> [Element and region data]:
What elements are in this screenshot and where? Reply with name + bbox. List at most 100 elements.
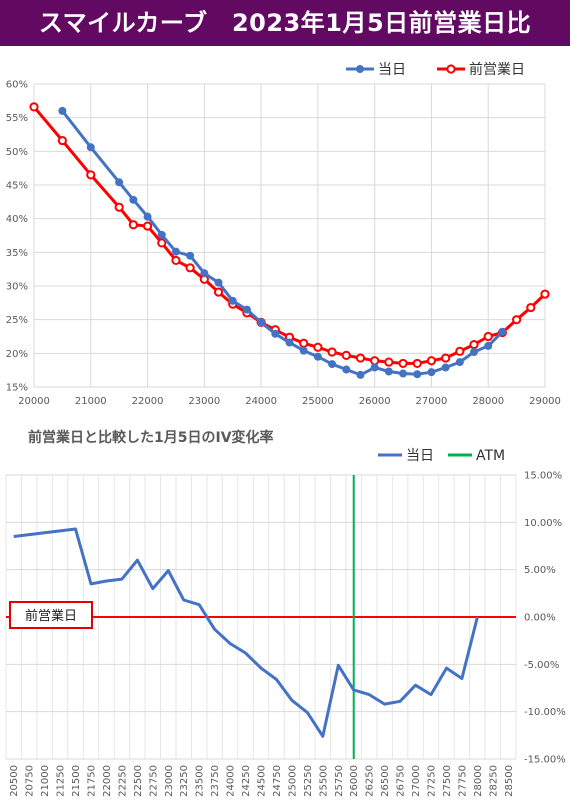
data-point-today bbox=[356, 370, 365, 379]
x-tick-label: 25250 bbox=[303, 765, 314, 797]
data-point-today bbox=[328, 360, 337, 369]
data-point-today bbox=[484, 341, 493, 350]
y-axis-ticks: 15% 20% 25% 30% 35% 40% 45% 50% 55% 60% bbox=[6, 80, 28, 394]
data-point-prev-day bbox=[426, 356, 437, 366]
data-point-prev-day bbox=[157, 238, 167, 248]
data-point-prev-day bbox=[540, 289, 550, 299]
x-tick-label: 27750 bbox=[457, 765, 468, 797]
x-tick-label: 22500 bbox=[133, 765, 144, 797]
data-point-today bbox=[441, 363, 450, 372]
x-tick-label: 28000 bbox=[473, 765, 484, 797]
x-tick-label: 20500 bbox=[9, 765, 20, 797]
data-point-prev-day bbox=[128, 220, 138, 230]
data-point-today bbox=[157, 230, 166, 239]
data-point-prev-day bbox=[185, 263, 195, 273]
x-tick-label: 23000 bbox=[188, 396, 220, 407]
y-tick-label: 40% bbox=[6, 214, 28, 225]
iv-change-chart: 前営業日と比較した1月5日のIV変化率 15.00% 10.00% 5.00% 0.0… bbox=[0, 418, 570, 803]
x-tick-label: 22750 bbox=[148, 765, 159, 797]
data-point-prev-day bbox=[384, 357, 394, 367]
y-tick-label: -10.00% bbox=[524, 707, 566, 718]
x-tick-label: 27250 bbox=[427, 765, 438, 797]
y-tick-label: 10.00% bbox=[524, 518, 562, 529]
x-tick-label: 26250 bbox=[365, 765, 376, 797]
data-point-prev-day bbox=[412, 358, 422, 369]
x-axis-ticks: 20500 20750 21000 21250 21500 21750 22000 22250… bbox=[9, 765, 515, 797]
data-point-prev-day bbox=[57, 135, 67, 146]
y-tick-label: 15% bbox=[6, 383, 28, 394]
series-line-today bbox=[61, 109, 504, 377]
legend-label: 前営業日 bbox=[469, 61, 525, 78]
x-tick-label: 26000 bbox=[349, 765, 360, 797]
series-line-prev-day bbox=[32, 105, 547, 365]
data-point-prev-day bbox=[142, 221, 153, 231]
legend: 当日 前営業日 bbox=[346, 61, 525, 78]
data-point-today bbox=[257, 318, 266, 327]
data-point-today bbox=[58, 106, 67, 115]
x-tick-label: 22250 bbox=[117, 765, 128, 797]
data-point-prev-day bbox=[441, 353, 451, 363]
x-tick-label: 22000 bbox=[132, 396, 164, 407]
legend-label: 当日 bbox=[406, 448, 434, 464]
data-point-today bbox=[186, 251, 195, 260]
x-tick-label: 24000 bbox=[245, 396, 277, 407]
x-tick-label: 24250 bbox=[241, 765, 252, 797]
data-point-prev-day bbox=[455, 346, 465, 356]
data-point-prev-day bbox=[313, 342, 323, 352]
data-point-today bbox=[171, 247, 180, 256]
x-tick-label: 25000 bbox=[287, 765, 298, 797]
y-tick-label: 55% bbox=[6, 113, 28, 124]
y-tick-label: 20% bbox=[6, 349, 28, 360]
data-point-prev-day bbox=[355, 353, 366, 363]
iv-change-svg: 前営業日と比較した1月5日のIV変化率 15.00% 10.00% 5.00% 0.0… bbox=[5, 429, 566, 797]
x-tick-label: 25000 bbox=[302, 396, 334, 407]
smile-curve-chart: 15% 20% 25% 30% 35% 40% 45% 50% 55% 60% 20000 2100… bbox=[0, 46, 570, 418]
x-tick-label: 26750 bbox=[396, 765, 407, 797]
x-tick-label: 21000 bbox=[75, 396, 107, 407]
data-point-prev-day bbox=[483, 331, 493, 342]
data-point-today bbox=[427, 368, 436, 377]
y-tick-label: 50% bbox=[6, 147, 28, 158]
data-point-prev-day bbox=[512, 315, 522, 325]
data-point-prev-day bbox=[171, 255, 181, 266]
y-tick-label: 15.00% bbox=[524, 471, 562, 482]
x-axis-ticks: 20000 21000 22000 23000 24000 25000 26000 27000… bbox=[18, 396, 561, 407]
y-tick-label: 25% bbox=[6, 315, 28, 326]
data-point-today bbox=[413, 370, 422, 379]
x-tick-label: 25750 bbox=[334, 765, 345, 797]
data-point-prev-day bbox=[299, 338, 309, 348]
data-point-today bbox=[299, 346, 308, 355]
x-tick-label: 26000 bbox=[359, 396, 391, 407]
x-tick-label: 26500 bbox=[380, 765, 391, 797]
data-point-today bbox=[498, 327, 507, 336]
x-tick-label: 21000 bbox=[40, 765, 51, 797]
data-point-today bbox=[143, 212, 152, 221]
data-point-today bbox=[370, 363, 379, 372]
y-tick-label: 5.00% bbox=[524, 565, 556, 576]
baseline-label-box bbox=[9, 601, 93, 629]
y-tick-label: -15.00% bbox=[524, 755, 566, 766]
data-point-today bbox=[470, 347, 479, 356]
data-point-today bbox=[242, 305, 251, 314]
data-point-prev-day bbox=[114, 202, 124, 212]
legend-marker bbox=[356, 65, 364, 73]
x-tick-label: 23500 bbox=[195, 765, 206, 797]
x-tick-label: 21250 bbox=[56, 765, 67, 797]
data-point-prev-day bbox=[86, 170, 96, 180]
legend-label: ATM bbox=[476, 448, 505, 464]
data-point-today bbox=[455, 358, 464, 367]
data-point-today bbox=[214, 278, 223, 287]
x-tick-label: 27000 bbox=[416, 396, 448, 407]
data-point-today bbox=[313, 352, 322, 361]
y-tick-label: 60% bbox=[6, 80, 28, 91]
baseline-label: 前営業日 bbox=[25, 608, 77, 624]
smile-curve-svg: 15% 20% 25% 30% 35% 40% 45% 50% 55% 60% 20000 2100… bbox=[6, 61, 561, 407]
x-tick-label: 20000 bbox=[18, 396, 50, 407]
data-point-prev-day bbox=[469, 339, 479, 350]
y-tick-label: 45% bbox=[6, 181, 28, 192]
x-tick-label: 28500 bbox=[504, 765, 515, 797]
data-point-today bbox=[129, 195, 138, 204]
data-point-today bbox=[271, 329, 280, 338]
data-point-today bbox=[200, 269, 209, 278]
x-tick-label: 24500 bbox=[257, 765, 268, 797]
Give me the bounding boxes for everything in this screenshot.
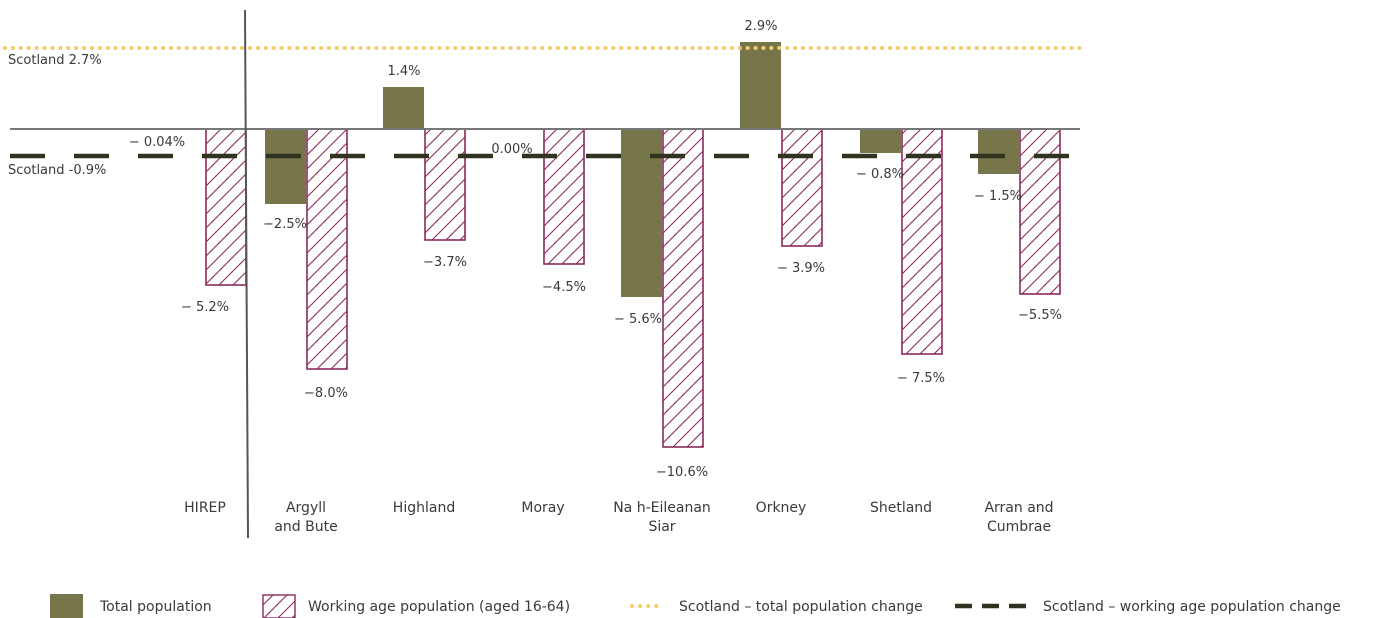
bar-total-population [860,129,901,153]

> [WRITTEN INSTRUCTION]:
Print every line of the records above verbatim, omitting the pictures.

> [RESULT BELOW]:
What elements are in this screenshot and where? Reply with name + bbox. List at most 100 elements.
data-point-today bbox=[356, 370, 365, 379]
x-tick-label: 25250 bbox=[303, 765, 314, 797]
data-point-today bbox=[328, 360, 337, 369]
data-point-today bbox=[484, 341, 493, 350]
y-axis-ticks: 15% 20% 25% 30% 35% 40% 45% 50% 55% 60% bbox=[6, 80, 28, 394]
data-point-prev-day bbox=[426, 356, 437, 366]
data-point-prev-day bbox=[157, 238, 167, 248]
data-point-prev-day bbox=[540, 289, 550, 299]
x-tick-label: 27750 bbox=[457, 765, 468, 797]
x-tick-label: 22500 bbox=[133, 765, 144, 797]
data-point-today bbox=[441, 363, 450, 372]
x-tick-label: 28000 bbox=[473, 765, 484, 797]
x-tick-label: 20500 bbox=[9, 765, 20, 797]
data-point-prev-day bbox=[128, 220, 138, 230]
data-point-today bbox=[157, 230, 166, 239]
data-point-prev-day bbox=[185, 263, 195, 273]
x-tick-label: 23000 bbox=[188, 396, 220, 407]
y-tick-label: 40% bbox=[6, 214, 28, 225]
iv-change-chart: 前営業日と比較した1月5日のIV変化率 15.00% 10.00% 5.00% 0.0… bbox=[0, 418, 570, 803]
x-tick-label: 22750 bbox=[148, 765, 159, 797]
data-point-prev-day bbox=[384, 357, 394, 367]
y-tick-label: -10.00% bbox=[524, 707, 566, 718]
x-tick-label: 27250 bbox=[427, 765, 438, 797]
y-tick-label: 10.00% bbox=[524, 518, 562, 529]
x-tick-label: 26250 bbox=[365, 765, 376, 797]
data-point-prev-day bbox=[412, 358, 422, 369]
x-axis-ticks: 20500 20750 21000 21250 21500 21750 22000 22250… bbox=[9, 765, 515, 797]
data-point-prev-day bbox=[57, 135, 67, 146]
y-tick-label: 15% bbox=[6, 383, 28, 394]
series-line-today bbox=[61, 109, 504, 377]
legend-label: 前営業日 bbox=[469, 61, 525, 78]
x-tick-label: 26000 bbox=[349, 765, 360, 797]
series-line-prev-day bbox=[32, 105, 547, 365]
data-point-prev-day bbox=[142, 221, 153, 231]
legend: 当日 前営業日 bbox=[346, 61, 525, 78]
data-point-today bbox=[257, 318, 266, 327]
data-point-today bbox=[58, 106, 67, 115]
x-tick-label: 22250 bbox=[117, 765, 128, 797]
data-point-prev-day bbox=[441, 353, 451, 363]
x-tick-label: 22000 bbox=[132, 396, 164, 407]
legend-label: 当日 bbox=[406, 448, 434, 464]
data-point-today bbox=[186, 251, 195, 260]
x-tick-label: 24000 bbox=[245, 396, 277, 407]
x-tick-label: 24250 bbox=[241, 765, 252, 797]
data-point-prev-day bbox=[455, 346, 465, 356]
data-point-prev-day bbox=[313, 342, 323, 352]
data-point-today bbox=[171, 247, 180, 256]
x-tick-label: 25000 bbox=[287, 765, 298, 797]
y-tick-label: 55% bbox=[6, 113, 28, 124]
y-tick-label: 20% bbox=[6, 349, 28, 360]
data-point-prev-day bbox=[355, 353, 366, 363]
iv-change-svg: 前営業日と比較した1月5日のIV変化率 15.00% 10.00% 5.00% 0.0… bbox=[5, 429, 566, 797]
x-tick-label: 25000 bbox=[302, 396, 334, 407]
smile-curve-chart: 15% 20% 25% 30% 35% 40% 45% 50% 55% 60% 20000 2100… bbox=[0, 46, 570, 418]
x-tick-label: 26750 bbox=[396, 765, 407, 797]
x-tick-label: 21000 bbox=[75, 396, 107, 407]
data-point-prev-day bbox=[483, 331, 493, 342]
data-point-today bbox=[427, 368, 436, 377]
y-tick-label: 50% bbox=[6, 147, 28, 158]
data-point-prev-day bbox=[512, 315, 522, 325]
data-point-prev-day bbox=[171, 255, 181, 266]
y-tick-label: 15.00% bbox=[524, 471, 562, 482]
x-axis-ticks: 20000 21000 22000 23000 24000 25000 26000 27000… bbox=[18, 396, 561, 407]
y-tick-label: 25% bbox=[6, 315, 28, 326]
data-point-today bbox=[413, 370, 422, 379]
x-tick-label: 25750 bbox=[334, 765, 345, 797]
data-point-prev-day bbox=[299, 338, 309, 348]
data-point-today bbox=[299, 346, 308, 355]
x-tick-label: 26000 bbox=[359, 396, 391, 407]
x-tick-label: 26500 bbox=[380, 765, 391, 797]
data-point-today bbox=[498, 327, 507, 336]
x-tick-label: 21000 bbox=[40, 765, 51, 797]
data-point-today bbox=[143, 212, 152, 221]
data-point-today bbox=[370, 363, 379, 372]
y-tick-label: 5.00% bbox=[524, 565, 556, 576]
baseline-label-box bbox=[9, 601, 93, 629]
y-tick-label: -15.00% bbox=[524, 755, 566, 766]
data-point-today bbox=[470, 347, 479, 356]
data-point-today bbox=[242, 305, 251, 314]
data-point-prev-day bbox=[114, 202, 124, 212]
legend-marker bbox=[356, 65, 364, 73]
x-tick-label: 23500 bbox=[195, 765, 206, 797]
x-tick-label: 21250 bbox=[56, 765, 67, 797]
data-point-prev-day bbox=[86, 170, 96, 180]
legend-label: ATM bbox=[476, 448, 505, 464]
data-point-today bbox=[455, 358, 464, 367]
data-point-today bbox=[214, 278, 223, 287]
x-tick-label: 27000 bbox=[416, 396, 448, 407]
data-point-today bbox=[313, 352, 322, 361]
y-tick-label: 60% bbox=[6, 80, 28, 91]
baseline-label: 前営業日 bbox=[25, 608, 77, 624]
smile-curve-svg: 15% 20% 25% 30% 35% 40% 45% 50% 55% 60% 20000 2100… bbox=[6, 61, 561, 407]
x-tick-label: 20000 bbox=[18, 396, 50, 407]
data-point-prev-day bbox=[469, 339, 479, 350]
y-tick-label: 45% bbox=[6, 181, 28, 192]
x-tick-label: 28500 bbox=[504, 765, 515, 797]
data-point-today bbox=[129, 195, 138, 204]
data-point-today bbox=[271, 329, 280, 338]
data-point-today bbox=[200, 269, 209, 278]
x-tick-label: 24500 bbox=[257, 765, 268, 797]
Give me the bounding boxes for everything in this screenshot.
bar-total-population [860,129,901,153]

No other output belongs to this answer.